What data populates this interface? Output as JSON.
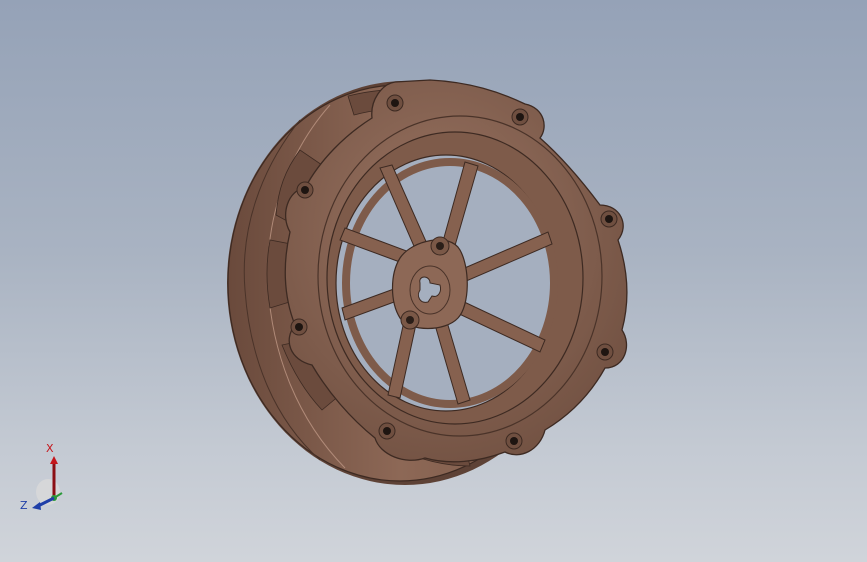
{
  "viewport": {
    "background_top": "#95a2b7",
    "background_bottom": "#d0d4da"
  },
  "model": {
    "material_color": "#8a6553",
    "shadow_color": "#5e4236",
    "highlight_color": "#b08a78"
  },
  "triad": {
    "x_label": "X",
    "z_label": "Z",
    "x_color": "#c4161c",
    "y_color": "#2b9a3a",
    "z_color": "#1f3fa8"
  }
}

* * * *

> SHORT PROBLEM:
Reproduce all of the material above word for word. Omit the pictures.

> COMPLETE RESPONSE:
What data populates this interface? Output as JSON.
{
  "viewport": {
    "background_top": "#95a2b7",
    "background_bottom": "#d0d4da"
  },
  "model": {
    "material_color": "#8a6553",
    "shadow_color": "#5e4236",
    "highlight_color": "#b08a78"
  },
  "triad": {
    "x_label": "X",
    "z_label": "Z",
    "x_color": "#c4161c",
    "y_color": "#2b9a3a",
    "z_color": "#1f3fa8"
  }
}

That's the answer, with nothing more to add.